- Exercise requirements -
Copy out each line of the data holding "этой".

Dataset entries
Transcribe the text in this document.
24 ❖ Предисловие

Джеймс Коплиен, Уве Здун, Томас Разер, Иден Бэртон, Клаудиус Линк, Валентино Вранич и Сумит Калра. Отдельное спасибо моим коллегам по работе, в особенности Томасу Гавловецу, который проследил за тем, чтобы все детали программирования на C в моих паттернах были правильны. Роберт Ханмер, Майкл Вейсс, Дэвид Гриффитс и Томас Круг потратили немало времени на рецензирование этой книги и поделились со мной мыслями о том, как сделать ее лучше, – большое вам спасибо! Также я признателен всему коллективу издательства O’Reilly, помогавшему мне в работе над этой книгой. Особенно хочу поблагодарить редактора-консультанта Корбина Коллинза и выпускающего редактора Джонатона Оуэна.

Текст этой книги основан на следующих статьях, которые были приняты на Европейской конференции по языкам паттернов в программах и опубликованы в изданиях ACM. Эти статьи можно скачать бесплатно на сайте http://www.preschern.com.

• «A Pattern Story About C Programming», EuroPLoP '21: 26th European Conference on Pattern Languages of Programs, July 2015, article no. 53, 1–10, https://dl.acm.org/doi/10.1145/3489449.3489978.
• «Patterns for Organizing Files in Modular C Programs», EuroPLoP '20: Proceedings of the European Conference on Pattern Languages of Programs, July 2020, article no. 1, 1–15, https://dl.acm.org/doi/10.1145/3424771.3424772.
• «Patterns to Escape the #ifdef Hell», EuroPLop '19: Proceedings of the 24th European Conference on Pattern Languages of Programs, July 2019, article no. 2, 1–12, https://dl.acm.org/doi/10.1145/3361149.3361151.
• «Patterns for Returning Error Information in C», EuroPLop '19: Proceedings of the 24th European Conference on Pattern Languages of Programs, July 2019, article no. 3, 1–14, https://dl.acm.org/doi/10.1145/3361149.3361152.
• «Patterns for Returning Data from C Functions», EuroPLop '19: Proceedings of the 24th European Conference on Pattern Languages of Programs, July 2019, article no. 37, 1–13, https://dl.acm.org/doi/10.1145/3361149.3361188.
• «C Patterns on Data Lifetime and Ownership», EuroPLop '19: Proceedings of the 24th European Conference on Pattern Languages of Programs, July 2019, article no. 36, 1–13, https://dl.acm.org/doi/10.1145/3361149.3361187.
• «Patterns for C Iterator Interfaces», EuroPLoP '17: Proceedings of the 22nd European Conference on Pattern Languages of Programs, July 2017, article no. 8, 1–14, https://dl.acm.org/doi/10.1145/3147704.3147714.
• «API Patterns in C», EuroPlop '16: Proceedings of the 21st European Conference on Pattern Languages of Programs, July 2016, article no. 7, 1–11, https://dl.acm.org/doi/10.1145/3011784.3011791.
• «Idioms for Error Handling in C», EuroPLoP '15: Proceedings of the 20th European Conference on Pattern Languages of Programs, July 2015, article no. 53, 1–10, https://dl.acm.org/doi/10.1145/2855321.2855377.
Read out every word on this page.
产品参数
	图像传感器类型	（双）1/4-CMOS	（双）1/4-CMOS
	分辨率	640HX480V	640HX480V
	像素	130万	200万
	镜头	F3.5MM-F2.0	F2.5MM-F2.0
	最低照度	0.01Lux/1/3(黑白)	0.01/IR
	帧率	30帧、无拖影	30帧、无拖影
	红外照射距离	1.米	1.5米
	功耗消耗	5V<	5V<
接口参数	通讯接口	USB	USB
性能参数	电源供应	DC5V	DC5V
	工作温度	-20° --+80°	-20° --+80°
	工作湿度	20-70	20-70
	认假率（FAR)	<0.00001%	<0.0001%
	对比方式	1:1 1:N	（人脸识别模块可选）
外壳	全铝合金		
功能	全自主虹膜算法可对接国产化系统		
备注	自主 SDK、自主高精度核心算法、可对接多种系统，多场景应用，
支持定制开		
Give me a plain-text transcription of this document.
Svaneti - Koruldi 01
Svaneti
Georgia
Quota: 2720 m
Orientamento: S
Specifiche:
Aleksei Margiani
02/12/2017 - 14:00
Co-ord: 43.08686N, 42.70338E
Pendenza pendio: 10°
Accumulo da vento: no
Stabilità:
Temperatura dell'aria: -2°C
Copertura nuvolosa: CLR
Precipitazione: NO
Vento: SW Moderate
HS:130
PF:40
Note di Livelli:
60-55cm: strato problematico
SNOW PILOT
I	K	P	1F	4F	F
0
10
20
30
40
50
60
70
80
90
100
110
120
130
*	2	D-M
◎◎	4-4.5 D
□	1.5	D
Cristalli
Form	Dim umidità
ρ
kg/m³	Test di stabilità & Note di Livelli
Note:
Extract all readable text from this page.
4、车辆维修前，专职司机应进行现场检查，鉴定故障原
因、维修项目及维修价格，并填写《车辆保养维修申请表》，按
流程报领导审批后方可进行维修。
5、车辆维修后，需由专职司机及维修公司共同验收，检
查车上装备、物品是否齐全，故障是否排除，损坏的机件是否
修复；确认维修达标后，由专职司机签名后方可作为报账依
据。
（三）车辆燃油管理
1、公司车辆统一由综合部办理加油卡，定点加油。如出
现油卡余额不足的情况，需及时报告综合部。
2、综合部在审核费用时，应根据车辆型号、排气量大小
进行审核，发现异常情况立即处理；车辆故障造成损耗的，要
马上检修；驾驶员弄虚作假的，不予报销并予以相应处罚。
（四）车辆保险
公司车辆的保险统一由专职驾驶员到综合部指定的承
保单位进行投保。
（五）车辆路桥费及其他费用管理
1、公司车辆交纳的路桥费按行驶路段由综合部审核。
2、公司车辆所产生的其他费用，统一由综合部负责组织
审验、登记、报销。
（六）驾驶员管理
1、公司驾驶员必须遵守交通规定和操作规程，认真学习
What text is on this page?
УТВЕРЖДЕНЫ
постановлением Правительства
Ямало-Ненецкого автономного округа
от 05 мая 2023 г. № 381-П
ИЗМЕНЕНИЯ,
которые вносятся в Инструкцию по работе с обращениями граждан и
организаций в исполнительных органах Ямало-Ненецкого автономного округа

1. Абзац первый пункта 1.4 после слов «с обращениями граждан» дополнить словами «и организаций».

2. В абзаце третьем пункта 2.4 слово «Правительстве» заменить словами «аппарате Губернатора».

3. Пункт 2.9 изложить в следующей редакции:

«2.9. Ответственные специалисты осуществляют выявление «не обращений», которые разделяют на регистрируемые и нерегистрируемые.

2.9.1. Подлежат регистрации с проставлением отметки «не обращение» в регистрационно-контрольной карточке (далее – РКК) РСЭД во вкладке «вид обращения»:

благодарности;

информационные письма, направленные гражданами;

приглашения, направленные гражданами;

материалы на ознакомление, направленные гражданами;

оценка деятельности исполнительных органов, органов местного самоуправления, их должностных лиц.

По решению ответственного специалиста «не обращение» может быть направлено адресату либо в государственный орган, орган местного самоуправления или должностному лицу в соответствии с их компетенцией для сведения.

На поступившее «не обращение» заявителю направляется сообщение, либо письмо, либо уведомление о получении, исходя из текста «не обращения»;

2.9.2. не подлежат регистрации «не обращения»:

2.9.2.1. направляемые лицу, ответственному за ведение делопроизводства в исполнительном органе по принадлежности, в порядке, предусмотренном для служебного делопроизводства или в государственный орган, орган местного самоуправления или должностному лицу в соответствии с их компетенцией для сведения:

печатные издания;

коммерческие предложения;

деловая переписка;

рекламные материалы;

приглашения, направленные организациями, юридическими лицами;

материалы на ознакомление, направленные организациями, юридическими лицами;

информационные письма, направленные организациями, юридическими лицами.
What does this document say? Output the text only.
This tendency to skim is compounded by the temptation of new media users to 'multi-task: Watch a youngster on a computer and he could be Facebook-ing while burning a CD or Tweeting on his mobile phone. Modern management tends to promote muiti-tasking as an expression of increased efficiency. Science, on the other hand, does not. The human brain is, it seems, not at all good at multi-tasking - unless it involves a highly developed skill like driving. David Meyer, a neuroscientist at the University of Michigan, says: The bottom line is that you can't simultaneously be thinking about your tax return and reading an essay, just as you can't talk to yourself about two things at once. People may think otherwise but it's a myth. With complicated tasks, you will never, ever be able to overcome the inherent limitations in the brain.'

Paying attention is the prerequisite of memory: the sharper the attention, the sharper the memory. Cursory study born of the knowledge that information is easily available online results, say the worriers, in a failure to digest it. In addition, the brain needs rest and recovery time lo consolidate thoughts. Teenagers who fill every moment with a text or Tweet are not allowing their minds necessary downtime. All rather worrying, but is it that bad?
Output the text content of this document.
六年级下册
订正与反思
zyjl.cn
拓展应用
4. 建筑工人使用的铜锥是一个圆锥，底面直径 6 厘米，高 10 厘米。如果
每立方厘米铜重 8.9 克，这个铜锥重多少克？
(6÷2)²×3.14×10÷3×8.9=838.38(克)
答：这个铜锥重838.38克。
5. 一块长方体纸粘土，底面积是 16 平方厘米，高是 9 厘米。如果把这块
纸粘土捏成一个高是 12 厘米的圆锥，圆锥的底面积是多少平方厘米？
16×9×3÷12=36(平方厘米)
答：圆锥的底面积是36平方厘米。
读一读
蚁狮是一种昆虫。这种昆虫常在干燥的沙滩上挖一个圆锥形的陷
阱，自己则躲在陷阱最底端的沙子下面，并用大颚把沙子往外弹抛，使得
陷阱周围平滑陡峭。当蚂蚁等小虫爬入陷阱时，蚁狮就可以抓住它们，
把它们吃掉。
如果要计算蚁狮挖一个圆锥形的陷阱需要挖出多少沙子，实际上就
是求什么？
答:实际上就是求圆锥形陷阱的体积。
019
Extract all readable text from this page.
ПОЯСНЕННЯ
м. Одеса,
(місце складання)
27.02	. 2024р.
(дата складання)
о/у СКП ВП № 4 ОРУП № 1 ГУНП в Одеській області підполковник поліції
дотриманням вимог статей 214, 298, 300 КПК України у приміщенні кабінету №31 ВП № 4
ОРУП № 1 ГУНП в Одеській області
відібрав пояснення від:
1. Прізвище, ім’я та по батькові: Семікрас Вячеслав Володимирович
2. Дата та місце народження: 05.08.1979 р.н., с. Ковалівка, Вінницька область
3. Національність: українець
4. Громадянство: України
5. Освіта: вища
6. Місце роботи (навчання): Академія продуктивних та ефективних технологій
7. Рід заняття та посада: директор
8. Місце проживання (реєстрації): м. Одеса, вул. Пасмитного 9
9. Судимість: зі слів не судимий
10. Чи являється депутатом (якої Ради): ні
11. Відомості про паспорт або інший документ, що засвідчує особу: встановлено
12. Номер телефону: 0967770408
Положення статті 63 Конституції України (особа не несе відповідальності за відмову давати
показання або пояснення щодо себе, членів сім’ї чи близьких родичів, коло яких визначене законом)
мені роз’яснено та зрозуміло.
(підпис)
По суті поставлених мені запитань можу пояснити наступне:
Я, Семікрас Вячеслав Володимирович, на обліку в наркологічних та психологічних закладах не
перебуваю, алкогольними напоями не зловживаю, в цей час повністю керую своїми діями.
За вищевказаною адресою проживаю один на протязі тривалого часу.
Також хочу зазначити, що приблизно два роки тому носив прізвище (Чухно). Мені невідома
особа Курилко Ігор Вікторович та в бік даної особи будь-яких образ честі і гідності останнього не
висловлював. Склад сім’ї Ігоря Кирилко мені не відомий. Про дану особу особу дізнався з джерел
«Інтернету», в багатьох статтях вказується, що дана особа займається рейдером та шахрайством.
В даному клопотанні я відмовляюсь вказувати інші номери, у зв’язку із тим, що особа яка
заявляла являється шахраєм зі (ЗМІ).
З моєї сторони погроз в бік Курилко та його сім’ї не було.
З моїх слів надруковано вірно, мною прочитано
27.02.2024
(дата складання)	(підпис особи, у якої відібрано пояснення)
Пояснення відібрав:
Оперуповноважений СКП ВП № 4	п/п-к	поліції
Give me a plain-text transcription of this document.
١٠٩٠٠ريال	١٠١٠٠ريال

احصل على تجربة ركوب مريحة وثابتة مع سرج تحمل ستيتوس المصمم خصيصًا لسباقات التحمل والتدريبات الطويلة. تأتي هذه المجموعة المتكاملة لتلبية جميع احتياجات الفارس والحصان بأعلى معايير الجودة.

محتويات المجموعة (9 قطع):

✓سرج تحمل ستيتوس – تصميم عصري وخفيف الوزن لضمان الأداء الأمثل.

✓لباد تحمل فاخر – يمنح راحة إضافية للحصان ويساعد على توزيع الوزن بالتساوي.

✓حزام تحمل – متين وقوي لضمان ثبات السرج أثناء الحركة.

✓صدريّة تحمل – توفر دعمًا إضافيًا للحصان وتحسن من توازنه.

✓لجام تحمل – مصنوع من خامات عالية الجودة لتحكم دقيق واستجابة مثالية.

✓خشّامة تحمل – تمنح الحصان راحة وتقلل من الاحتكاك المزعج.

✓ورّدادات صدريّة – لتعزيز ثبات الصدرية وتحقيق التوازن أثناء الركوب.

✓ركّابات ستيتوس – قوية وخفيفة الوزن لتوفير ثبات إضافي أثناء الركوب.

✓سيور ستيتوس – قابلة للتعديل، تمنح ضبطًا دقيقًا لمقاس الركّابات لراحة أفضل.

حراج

- Problem solution -
Джеймс Коплиен, Уве Здун, Томас Разер, Иден Бэртон, Клаудиус Линк, Валентино Вранич и Сумит Калра. Отдельное спасибо моим коллегам по работе, в особенности Томасу Гавловецу, который проследил за тем, чтобы все детали программирования на C в моих паттернах были правильны. Роберт Ханмер, Майкл Вейсс, Дэвид Гриффитс и Томас Круг потратили немало времени на рецензирование этой книги и поделились со мной мыслями о том, как сделать ее лучше, – большое вам спасибо! Также я признателен всему коллективу издательства O’Reilly, помогавшему мне в работе над этой книгой. Особенно хочу поблагодарить редактора-консультанта Корбина Коллинза и выпускающего редактора Джонатона Оуэна.
Текст этой книги основан на следующих статьях, которые были приняты на Европейской конференции по языкам паттернов в программах и опубликованы в изданиях ACM. Эти статьи можно скачать бесплатно на сайте http://www.preschern.com.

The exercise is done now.